• [Exercise] Below is a set of records; restate each one word for word.

Figure collection entries
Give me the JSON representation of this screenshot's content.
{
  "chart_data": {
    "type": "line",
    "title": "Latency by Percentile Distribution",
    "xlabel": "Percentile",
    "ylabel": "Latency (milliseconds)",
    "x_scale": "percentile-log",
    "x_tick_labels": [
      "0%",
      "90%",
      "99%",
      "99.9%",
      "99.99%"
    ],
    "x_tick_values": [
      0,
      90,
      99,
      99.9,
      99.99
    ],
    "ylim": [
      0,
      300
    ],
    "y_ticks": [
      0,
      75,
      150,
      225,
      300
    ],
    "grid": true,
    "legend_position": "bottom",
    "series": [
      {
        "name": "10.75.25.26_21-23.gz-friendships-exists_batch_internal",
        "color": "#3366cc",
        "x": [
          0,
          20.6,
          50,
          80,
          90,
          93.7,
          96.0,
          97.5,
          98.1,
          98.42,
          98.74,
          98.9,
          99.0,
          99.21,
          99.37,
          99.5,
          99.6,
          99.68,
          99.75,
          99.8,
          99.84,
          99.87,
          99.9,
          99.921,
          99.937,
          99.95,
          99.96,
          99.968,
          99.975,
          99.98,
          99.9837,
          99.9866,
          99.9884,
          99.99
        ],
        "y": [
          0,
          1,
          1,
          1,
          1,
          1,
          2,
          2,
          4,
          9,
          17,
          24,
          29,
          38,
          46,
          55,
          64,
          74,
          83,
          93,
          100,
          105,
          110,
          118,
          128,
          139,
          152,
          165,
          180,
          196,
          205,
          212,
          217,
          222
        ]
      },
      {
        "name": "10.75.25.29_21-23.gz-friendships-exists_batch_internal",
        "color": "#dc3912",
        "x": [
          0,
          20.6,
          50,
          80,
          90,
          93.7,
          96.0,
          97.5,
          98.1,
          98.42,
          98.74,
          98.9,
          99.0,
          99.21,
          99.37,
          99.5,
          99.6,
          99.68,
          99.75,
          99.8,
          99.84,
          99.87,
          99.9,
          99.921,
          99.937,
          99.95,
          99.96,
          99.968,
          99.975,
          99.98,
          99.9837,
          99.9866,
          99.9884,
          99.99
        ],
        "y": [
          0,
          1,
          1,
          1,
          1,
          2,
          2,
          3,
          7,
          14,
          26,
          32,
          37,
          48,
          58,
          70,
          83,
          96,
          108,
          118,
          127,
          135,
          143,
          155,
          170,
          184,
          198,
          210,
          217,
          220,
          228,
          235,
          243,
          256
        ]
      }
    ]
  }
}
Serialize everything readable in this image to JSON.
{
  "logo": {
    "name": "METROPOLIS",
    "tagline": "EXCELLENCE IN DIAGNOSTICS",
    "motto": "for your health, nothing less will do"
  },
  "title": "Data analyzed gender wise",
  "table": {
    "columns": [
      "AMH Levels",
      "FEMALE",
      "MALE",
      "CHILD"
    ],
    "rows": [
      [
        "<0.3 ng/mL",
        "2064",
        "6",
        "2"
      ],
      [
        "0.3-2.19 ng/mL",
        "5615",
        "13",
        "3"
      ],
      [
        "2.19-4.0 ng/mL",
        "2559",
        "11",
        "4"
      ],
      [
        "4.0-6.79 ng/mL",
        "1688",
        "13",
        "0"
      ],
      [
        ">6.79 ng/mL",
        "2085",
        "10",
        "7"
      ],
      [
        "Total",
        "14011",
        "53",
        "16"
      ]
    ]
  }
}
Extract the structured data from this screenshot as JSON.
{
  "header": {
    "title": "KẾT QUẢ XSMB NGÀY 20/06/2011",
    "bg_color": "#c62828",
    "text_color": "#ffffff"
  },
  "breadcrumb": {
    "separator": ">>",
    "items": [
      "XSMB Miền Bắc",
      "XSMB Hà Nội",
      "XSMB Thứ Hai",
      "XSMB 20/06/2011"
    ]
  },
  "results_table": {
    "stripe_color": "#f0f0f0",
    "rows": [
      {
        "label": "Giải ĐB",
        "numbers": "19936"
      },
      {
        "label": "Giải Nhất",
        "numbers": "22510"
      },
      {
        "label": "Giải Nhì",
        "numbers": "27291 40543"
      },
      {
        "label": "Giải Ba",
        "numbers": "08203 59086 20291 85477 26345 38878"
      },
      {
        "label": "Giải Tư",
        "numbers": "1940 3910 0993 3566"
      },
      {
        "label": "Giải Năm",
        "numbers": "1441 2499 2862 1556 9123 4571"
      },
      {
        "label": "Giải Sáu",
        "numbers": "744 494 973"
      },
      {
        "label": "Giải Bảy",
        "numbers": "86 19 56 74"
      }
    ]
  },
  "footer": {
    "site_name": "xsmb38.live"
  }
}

• [Result of this exercise]
Give me the JSON representation of this screenshot's content.
{
  "chart_data": {
    "type": "line",
    "title": "Latency by Percentile Distribution",
    "xlabel": "Percentile",
    "ylabel": "Latency (milliseconds)",
    "x_scale": "percentile-log",
    "x_tick_labels": [
      "0%",
      "90%",
      "99%",
      "99.9%",
      "99.99%"
    ],
    "x_tick_values": [
      0,
      90,
      99,
      99.9,
      99.99
    ],
    "ylim": [
      0,
      300
    ],
    "y_ticks": [
      0,
      75,
      150,
      225,
      300
    ],
    "grid": true,
    "legend_position": "bottom",
    "series": [
      {
        "name": "10.75.25.26_21-23.gz-friendships-exists_batch_internal",
        "color": "#3366cc",
        "x": [
          0,
          20.6,
          50,
          80,
          90,
          93.7,
          96.0,
          97.5,
          98.1,
          98.42,
          98.74,
          98.9,
          99.0,
          99.21,
          99.37,
          99.5,
          99.6,
          99.68,
          99.75,
          99.8,
          99.84,
          99.87,
          99.9,
          99.921,
          99.937,
          99.95,
          99.96,
          99.968,
          99.975,
          99.98,
          99.9837,
          99.9866,
          99.9884,
          99.99
        ],
        "y": [
          0,
          1,
          1,
          1,
          1,
          1,
          2,
          2,
          4,
          9,
          17,
          24,
          29,
          38,
          46,
          55,
          64,
          74,
          83,
          93,
          100,
          105,
          110,
          118,
          128,
          139,
          152,
          165,
          180,
          196,
          205,
          212,
          217,
          222
        ]
      },
      {
        "name": "10.75.25.29_21-23.gz-friendships-exists_batch_internal",
        "color": "#dc3912",
        "x": [
          0,
          20.6,
          50,
          80,
          90,
          93.7,
          96.0,
          97.5,
          98.1,
          98.42,
          98.74,
          98.9,
          99.0,
          99.21,
          99.37,
          99.5,
          99.6,
          99.68,
          99.75,
          99.8,
          99.84,
          99.87,
          99.9,
          99.921,
          99.937,
          99.95,
          99.96,
          99.968,
          99.975,
          99.98,
          99.9837,
          99.9866,
          99.9884,
          99.99
        ],
        "y": [
          0,
          1,
          1,
          1,
          1,
          2,
          2,
          3,
          7,
          14,
          26,
          32,
          37,
          48,
          58,
          70,
          83,
          96,
          108,
          118,
          127,
          135,
          143,
          155,
          170,
          184,
          198,
          210,
          217,
          220,
          228,
          235,
          243,
          256
        ]
      }
    ]
  }
}
Serialize everything readable in this image to JSON.
{
  "logo": {
    "name": "METROPOLIS",
    "tagline": "EXCELLENCE IN DIAGNOSTICS",
    "motto": "for your health, nothing less will do"
  },
  "title": "Data analyzed gender wise",
  "table": {
    "columns": [
      "AMH Levels",
      "FEMALE",
      "MALE",
      "CHILD"
    ],
    "rows": [
      [
        "<0.3 ng/mL",
        "2064",
        "6",
        "2"
      ],
      [
        "0.3-2.19 ng/mL",
        "5615",
        "13",
        "3"
      ],
      [
        "2.19-4.0 ng/mL",
        "2559",
        "11",
        "4"
      ],
      [
        "4.0-6.79 ng/mL",
        "1688",
        "13",
        "0"
      ],
      [
        ">6.79 ng/mL",
        "2085",
        "10",
        "7"
      ],
      [
        "Total",
        "14011",
        "53",
        "16"
      ]
    ]
  }
}
Extract the structured data from this screenshot as JSON.
{
  "header": {
    "title": "KẾT QUẢ XSMB NGÀY 20/06/2011",
    "bg_color": "#c62828",
    "text_color": "#ffffff"
  },
  "breadcrumb": {
    "separator": ">>",
    "items": [
      "XSMB Miền Bắc",
      "XSMB Hà Nội",
      "XSMB Thứ Hai",
      "XSMB 20/06/2011"
    ]
  },
  "results_table": {
    "stripe_color": "#f0f0f0",
    "rows": [
      {
        "label": "Giải ĐB",
        "numbers": "19936"
      },
      {
        "label": "Giải Nhất",
        "numbers": "22510"
      },
      {
        "label": "Giải Nhì",
        "numbers": "27291 40543"
      },
      {
        "label": "Giải Ba",
        "numbers": "08203 59086 20291 85477 26345 38878"
      },
      {
        "label": "Giải Tư",
        "numbers": "1940 3910 0993 3566"
      },
      {
        "label": "Giải Năm",
        "numbers": "1441 2499 2862 1556 9123 4571"
      },
      {
        "label": "Giải Sáu",
        "numbers": "744 494 973"
      },
      {
        "label": "Giải Bảy",
        "numbers": "86 19 56 74"
      }
    ]
  },
  "footer": {
    "site_name": "xsmb38.live"
  }
}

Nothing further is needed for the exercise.